** PROBLEM STATEMENT **
Locate the line with "Transcribe the text in this document." in the material. Copy that line and each one after it, through the last, exactly and with nothing else.

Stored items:
☆ ☆ ☆ ☆ ☆ ☆ ☆
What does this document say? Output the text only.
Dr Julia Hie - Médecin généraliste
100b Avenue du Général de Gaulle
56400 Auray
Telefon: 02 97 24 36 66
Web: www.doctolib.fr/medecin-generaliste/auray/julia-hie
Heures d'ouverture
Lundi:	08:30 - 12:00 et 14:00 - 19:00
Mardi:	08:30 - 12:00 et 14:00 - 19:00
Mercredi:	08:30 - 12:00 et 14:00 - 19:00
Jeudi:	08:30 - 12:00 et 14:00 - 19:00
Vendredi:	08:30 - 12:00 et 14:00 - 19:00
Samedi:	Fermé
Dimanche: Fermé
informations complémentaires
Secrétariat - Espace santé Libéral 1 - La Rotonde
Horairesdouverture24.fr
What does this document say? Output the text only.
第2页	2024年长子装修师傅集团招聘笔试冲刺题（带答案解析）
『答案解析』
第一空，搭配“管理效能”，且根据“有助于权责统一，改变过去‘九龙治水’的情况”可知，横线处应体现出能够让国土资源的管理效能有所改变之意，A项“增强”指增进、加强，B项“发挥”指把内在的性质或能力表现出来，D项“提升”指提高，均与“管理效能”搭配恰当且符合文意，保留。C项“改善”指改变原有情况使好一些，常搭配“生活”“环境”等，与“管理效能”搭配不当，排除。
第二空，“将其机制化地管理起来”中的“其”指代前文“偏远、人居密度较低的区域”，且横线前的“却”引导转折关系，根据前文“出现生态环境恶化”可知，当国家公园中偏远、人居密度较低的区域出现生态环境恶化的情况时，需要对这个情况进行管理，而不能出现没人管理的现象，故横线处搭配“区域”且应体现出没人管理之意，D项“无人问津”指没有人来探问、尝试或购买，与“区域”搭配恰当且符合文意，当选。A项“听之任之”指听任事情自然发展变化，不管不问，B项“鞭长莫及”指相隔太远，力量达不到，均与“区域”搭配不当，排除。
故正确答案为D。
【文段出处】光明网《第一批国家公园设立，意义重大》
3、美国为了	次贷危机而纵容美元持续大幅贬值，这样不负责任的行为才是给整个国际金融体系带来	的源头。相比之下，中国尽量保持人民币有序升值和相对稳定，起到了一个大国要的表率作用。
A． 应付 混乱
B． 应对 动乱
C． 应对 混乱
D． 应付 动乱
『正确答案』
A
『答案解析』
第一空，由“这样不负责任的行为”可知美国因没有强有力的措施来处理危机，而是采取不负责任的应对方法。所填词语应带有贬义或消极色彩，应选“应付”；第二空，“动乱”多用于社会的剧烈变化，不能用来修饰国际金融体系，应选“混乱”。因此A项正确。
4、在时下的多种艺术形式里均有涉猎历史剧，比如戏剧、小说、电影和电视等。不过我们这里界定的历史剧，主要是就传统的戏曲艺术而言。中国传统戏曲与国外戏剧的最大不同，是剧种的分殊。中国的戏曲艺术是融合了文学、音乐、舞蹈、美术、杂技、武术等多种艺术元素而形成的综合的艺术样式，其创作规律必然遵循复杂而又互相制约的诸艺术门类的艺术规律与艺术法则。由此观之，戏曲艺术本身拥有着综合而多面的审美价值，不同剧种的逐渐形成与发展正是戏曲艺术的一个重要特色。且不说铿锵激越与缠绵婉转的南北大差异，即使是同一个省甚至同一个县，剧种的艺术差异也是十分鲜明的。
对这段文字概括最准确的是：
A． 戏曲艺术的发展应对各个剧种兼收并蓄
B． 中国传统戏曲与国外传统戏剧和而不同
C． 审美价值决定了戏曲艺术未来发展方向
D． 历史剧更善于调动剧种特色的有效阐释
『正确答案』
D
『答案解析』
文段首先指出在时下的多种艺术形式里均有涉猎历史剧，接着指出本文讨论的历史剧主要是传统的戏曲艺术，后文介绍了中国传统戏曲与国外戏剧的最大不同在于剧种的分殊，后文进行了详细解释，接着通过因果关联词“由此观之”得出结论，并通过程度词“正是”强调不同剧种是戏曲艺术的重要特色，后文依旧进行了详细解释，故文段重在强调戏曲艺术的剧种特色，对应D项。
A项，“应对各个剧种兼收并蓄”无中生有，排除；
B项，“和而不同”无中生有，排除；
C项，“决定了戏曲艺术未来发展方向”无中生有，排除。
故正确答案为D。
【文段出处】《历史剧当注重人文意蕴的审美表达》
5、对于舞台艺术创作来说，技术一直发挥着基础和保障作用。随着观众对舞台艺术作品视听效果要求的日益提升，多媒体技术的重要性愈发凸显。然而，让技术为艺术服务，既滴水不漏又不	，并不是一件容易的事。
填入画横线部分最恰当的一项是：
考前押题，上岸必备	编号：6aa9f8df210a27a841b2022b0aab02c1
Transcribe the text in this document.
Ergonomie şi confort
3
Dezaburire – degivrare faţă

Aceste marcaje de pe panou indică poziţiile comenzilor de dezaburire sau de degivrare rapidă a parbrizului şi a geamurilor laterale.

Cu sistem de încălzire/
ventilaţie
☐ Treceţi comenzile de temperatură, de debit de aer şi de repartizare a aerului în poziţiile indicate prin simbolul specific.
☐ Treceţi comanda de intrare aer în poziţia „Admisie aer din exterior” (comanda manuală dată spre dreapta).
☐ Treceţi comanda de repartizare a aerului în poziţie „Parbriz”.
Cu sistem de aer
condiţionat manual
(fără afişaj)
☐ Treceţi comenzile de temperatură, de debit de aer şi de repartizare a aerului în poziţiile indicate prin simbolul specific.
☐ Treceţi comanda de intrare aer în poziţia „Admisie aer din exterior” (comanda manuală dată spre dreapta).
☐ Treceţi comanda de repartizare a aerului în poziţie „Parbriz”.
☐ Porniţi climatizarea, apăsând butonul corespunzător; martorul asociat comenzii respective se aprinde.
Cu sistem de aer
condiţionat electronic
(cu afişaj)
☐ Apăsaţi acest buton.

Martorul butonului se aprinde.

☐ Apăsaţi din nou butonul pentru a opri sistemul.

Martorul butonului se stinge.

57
☆ ☆ ☆ ☆ ☆ ☆ ☆
** TASK SOLUTION **
Transcribe the text in this document.
Ergonomie şi confort
3
Dezaburire – degivrare faţă

Aceste marcaje de pe panou indică poziţiile comenzilor de dezaburire sau de degivrare rapidă a parbrizului şi a geamurilor laterale.

Cu sistem de încălzire/
ventilaţie
☐ Treceţi comenzile de temperatură, de debit de aer şi de repartizare a aerului în poziţiile indicate prin simbolul specific.
☐ Treceţi comanda de intrare aer în poziţia „Admisie aer din exterior” (comanda manuală dată spre dreapta).
☐ Treceţi comanda de repartizare a aerului în poziţie „Parbriz”.
Cu sistem de aer
condiţionat manual
(fără afişaj)
☐ Treceţi comenzile de temperatură, de debit de aer şi de repartizare a aerului în poziţiile indicate prin simbolul specific.
☐ Treceţi comanda de intrare aer în poziţia „Admisie aer din exterior” (comanda manuală dată spre dreapta).
☐ Treceţi comanda de repartizare a aerului în poziţie „Parbriz”.
☐ Porniţi climatizarea, apăsând butonul corespunzător; martorul asociat comenzii respective se aprinde.
Cu sistem de aer
condiţionat electronic
(cu afişaj)
☐ Apăsaţi acest buton.

Martorul butonului se aprinde.

☐ Apăsaţi din nou butonul pentru a opri sistemul.

Martorul butonului se stinge.

57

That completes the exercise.